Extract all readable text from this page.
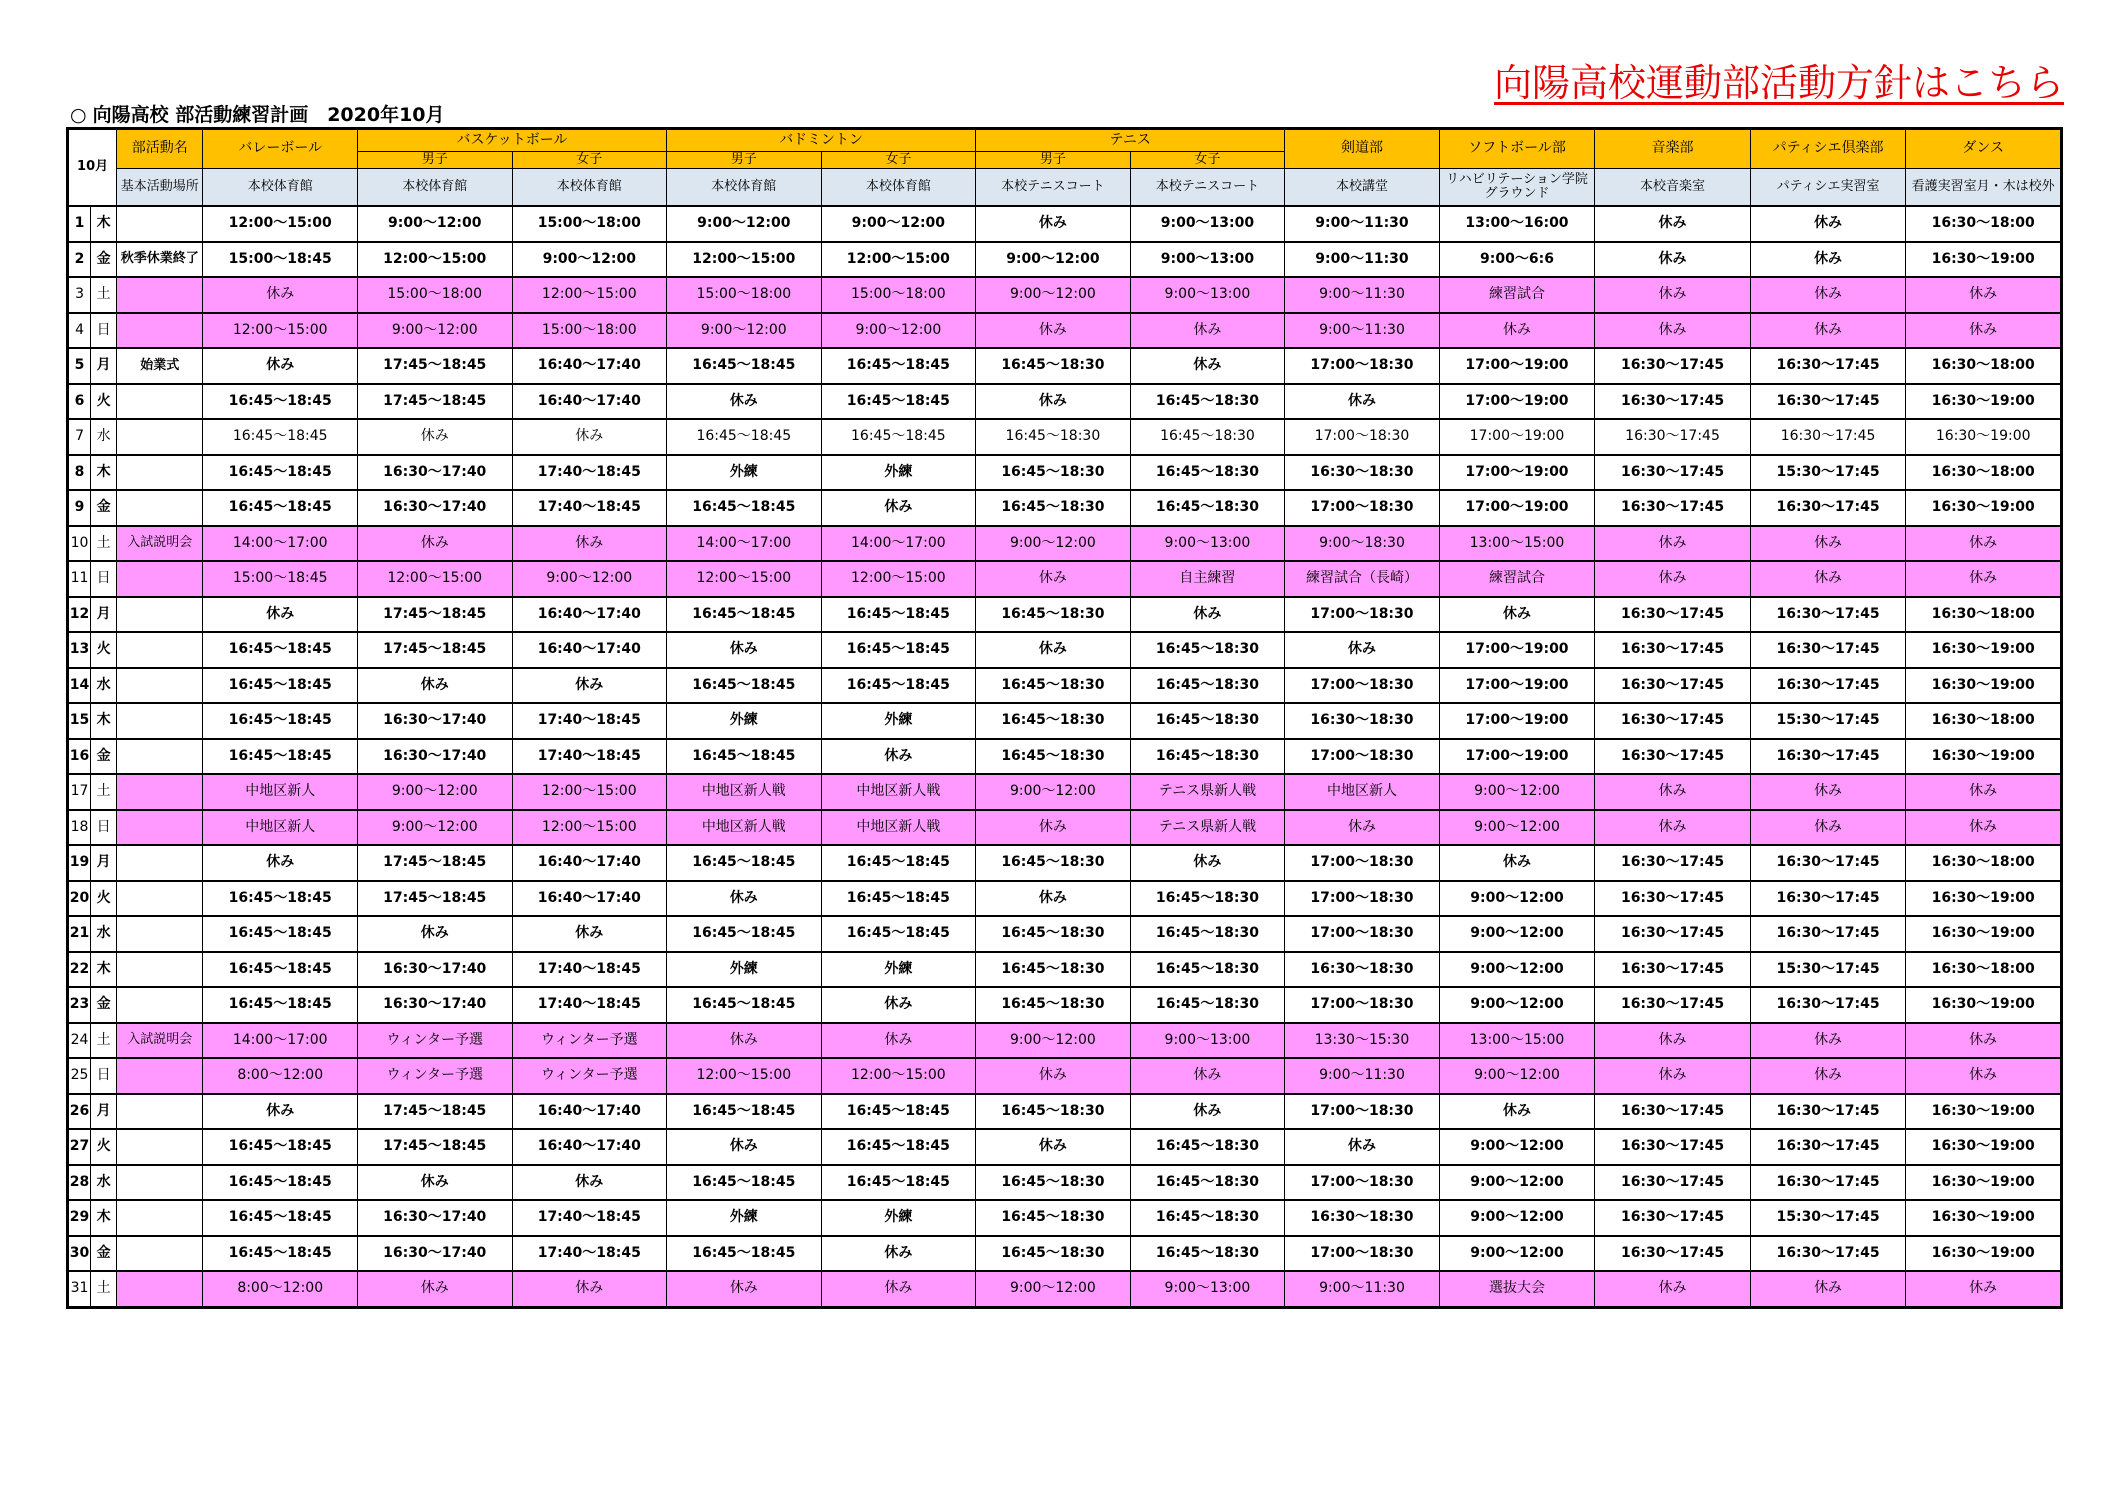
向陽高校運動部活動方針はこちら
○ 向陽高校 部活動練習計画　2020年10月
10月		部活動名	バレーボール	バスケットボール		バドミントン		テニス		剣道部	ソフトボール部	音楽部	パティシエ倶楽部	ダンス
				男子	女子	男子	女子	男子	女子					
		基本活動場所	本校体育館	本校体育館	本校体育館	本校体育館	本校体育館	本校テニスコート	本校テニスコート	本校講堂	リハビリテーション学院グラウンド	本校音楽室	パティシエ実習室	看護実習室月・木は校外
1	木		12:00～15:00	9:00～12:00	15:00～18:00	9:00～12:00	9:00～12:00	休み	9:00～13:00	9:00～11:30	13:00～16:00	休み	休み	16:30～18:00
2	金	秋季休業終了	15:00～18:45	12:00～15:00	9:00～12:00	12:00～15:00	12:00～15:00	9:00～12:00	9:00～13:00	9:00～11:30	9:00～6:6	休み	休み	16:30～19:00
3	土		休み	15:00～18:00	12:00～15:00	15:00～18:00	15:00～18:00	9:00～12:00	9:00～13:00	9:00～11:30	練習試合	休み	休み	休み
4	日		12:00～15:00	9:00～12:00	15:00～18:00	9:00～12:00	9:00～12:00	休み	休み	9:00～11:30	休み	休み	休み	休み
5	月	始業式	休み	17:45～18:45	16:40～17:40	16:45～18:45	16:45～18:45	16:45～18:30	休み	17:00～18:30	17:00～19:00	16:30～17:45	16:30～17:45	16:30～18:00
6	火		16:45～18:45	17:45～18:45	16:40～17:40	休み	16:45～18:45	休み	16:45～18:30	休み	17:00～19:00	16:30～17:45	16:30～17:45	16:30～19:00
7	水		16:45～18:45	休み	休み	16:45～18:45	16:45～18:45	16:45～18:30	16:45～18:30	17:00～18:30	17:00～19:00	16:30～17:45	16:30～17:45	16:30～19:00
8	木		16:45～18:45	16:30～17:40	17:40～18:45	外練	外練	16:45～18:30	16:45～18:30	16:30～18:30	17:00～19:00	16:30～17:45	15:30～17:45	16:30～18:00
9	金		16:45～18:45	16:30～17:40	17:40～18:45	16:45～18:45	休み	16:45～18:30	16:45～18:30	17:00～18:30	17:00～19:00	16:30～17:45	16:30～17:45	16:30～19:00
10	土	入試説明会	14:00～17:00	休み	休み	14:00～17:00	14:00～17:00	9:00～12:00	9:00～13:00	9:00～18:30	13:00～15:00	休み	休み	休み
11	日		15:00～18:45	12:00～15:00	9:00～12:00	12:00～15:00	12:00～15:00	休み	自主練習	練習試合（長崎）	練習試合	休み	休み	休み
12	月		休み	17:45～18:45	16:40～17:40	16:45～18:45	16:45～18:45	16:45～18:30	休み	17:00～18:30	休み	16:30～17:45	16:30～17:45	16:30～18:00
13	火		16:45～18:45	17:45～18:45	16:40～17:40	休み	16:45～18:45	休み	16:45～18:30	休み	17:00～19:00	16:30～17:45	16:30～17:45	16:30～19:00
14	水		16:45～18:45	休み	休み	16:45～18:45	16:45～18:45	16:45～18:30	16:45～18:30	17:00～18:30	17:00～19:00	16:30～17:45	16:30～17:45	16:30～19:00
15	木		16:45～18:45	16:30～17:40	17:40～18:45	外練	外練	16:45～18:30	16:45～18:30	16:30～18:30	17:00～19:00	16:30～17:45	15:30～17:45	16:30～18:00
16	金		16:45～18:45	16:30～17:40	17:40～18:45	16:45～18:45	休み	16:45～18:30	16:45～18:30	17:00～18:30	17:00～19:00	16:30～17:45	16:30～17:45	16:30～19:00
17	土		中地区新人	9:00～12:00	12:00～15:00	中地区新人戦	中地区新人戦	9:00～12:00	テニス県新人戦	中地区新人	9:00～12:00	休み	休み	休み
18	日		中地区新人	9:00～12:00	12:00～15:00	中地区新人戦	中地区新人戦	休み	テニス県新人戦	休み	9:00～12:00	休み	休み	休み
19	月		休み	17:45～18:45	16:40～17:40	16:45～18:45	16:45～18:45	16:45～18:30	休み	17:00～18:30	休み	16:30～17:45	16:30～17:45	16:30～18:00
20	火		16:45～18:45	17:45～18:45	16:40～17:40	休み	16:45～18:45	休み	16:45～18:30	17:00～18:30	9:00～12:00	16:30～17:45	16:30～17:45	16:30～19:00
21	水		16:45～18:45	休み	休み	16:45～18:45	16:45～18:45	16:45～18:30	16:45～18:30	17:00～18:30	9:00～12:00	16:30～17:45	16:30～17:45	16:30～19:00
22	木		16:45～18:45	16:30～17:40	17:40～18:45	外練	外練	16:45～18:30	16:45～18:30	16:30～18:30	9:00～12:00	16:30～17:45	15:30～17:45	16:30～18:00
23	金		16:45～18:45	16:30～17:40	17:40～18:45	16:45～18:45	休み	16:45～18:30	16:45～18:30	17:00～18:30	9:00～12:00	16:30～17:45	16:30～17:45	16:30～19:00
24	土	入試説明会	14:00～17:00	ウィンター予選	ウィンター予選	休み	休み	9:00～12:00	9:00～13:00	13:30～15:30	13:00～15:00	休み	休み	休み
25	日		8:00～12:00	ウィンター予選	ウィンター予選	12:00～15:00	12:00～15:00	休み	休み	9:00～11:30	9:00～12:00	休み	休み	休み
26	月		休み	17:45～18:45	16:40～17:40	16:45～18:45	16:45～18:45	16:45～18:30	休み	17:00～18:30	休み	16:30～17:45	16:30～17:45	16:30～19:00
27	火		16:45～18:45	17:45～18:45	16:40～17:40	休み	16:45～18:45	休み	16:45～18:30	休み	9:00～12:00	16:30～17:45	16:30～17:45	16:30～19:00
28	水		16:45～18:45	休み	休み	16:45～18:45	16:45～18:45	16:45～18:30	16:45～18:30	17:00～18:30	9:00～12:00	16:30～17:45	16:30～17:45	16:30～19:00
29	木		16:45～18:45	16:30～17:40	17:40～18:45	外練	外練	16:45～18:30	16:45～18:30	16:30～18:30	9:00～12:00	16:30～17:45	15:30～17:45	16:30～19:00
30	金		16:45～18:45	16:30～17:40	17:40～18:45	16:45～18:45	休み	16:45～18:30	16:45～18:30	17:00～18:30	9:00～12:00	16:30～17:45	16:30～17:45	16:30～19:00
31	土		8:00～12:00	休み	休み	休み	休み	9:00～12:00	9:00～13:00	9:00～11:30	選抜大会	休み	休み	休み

══════════

EXERCISE DIRECTIONS – Exclude the images and reproduce the remaining data exactly.

REPLY TO THE EXERCISE –
Extract all readable text from this page.
向陽高校運動部活動方針はこちら
○ 向陽高校 部活動練習計画　2020年10月
10月		部活動名	バレーボール	バスケットボール		バドミントン		テニス		剣道部	ソフトボール部	音楽部	パティシエ倶楽部	ダンス
				男子	女子	男子	女子	男子	女子					
		基本活動場所	本校体育館	本校体育館	本校体育館	本校体育館	本校体育館	本校テニスコート	本校テニスコート	本校講堂	リハビリテーション学院グラウンド	本校音楽室	パティシエ実習室	看護実習室月・木は校外
1	木		12:00～15:00	9:00～12:00	15:00～18:00	9:00～12:00	9:00～12:00	休み	9:00～13:00	9:00～11:30	13:00～16:00	休み	休み	16:30～18:00
2	金	秋季休業終了	15:00～18:45	12:00～15:00	9:00～12:00	12:00～15:00	12:00～15:00	9:00～12:00	9:00～13:00	9:00～11:30	9:00～6:6	休み	休み	16:30～19:00
3	土		休み	15:00～18:00	12:00～15:00	15:00～18:00	15:00～18:00	9:00～12:00	9:00～13:00	9:00～11:30	練習試合	休み	休み	休み
4	日		12:00～15:00	9:00～12:00	15:00～18:00	9:00～12:00	9:00～12:00	休み	休み	9:00～11:30	休み	休み	休み	休み
5	月	始業式	休み	17:45～18:45	16:40～17:40	16:45～18:45	16:45～18:45	16:45～18:30	休み	17:00～18:30	17:00～19:00	16:30～17:45	16:30～17:45	16:30～18:00
6	火		16:45～18:45	17:45～18:45	16:40～17:40	休み	16:45～18:45	休み	16:45～18:30	休み	17:00～19:00	16:30～17:45	16:30～17:45	16:30～19:00
7	水		16:45～18:45	休み	休み	16:45～18:45	16:45～18:45	16:45～18:30	16:45～18:30	17:00～18:30	17:00～19:00	16:30～17:45	16:30～17:45	16:30～19:00
8	木		16:45～18:45	16:30～17:40	17:40～18:45	外練	外練	16:45～18:30	16:45～18:30	16:30～18:30	17:00～19:00	16:30～17:45	15:30～17:45	16:30～18:00
9	金		16:45～18:45	16:30～17:40	17:40～18:45	16:45～18:45	休み	16:45～18:30	16:45～18:30	17:00～18:30	17:00～19:00	16:30～17:45	16:30～17:45	16:30～19:00
10	土	入試説明会	14:00～17:00	休み	休み	14:00～17:00	14:00～17:00	9:00～12:00	9:00～13:00	9:00～18:30	13:00～15:00	休み	休み	休み
11	日		15:00～18:45	12:00～15:00	9:00～12:00	12:00～15:00	12:00～15:00	休み	自主練習	練習試合（長崎）	練習試合	休み	休み	休み
12	月		休み	17:45～18:45	16:40～17:40	16:45～18:45	16:45～18:45	16:45～18:30	休み	17:00～18:30	休み	16:30～17:45	16:30～17:45	16:30～18:00
13	火		16:45～18:45	17:45～18:45	16:40～17:40	休み	16:45～18:45	休み	16:45～18:30	休み	17:00～19:00	16:30～17:45	16:30～17:45	16:30～19:00
14	水		16:45～18:45	休み	休み	16:45～18:45	16:45～18:45	16:45～18:30	16:45～18:30	17:00～18:30	17:00～19:00	16:30～17:45	16:30～17:45	16:30～19:00
15	木		16:45～18:45	16:30～17:40	17:40～18:45	外練	外練	16:45～18:30	16:45～18:30	16:30～18:30	17:00～19:00	16:30～17:45	15:30～17:45	16:30～18:00
16	金		16:45～18:45	16:30～17:40	17:40～18:45	16:45～18:45	休み	16:45～18:30	16:45～18:30	17:00～18:30	17:00～19:00	16:30～17:45	16:30～17:45	16:30～19:00
17	土		中地区新人	9:00～12:00	12:00～15:00	中地区新人戦	中地区新人戦	9:00～12:00	テニス県新人戦	中地区新人	9:00～12:00	休み	休み	休み
18	日		中地区新人	9:00～12:00	12:00～15:00	中地区新人戦	中地区新人戦	休み	テニス県新人戦	休み	9:00～12:00	休み	休み	休み
19	月		休み	17:45～18:45	16:40～17:40	16:45～18:45	16:45～18:45	16:45～18:30	休み	17:00～18:30	休み	16:30～17:45	16:30～17:45	16:30～18:00
20	火		16:45～18:45	17:45～18:45	16:40～17:40	休み	16:45～18:45	休み	16:45～18:30	17:00～18:30	9:00～12:00	16:30～17:45	16:30～17:45	16:30～19:00
21	水		16:45～18:45	休み	休み	16:45～18:45	16:45～18:45	16:45～18:30	16:45～18:30	17:00～18:30	9:00～12:00	16:30～17:45	16:30～17:45	16:30～19:00
22	木		16:45～18:45	16:30～17:40	17:40～18:45	外練	外練	16:45～18:30	16:45～18:30	16:30～18:30	9:00～12:00	16:30～17:45	15:30～17:45	16:30～18:00
23	金		16:45～18:45	16:30～17:40	17:40～18:45	16:45～18:45	休み	16:45～18:30	16:45～18:30	17:00～18:30	9:00～12:00	16:30～17:45	16:30～17:45	16:30～19:00
24	土	入試説明会	14:00～17:00	ウィンター予選	ウィンター予選	休み	休み	9:00～12:00	9:00～13:00	13:30～15:30	13:00～15:00	休み	休み	休み
25	日		8:00～12:00	ウィンター予選	ウィンター予選	12:00～15:00	12:00～15:00	休み	休み	9:00～11:30	9:00～12:00	休み	休み	休み
26	月		休み	17:45～18:45	16:40～17:40	16:45～18:45	16:45～18:45	16:45～18:30	休み	17:00～18:30	休み	16:30～17:45	16:30～17:45	16:30～19:00
27	火		16:45～18:45	17:45～18:45	16:40～17:40	休み	16:45～18:45	休み	16:45～18:30	休み	9:00～12:00	16:30～17:45	16:30～17:45	16:30～19:00
28	水		16:45～18:45	休み	休み	16:45～18:45	16:45～18:45	16:45～18:30	16:45～18:30	17:00～18:30	9:00～12:00	16:30～17:45	16:30～17:45	16:30～19:00
29	木		16:45～18:45	16:30～17:40	17:40～18:45	外練	外練	16:45～18:30	16:45～18:30	16:30～18:30	9:00～12:00	16:30～17:45	15:30～17:45	16:30～19:00
30	金		16:45～18:45	16:30～17:40	17:40～18:45	16:45～18:45	休み	16:45～18:30	16:45～18:30	17:00～18:30	9:00～12:00	16:30～17:45	16:30～17:45	16:30～19:00
31	土		8:00～12:00	休み	休み	休み	休み	9:00～12:00	9:00～13:00	9:00～11:30	選抜大会	休み	休み	休み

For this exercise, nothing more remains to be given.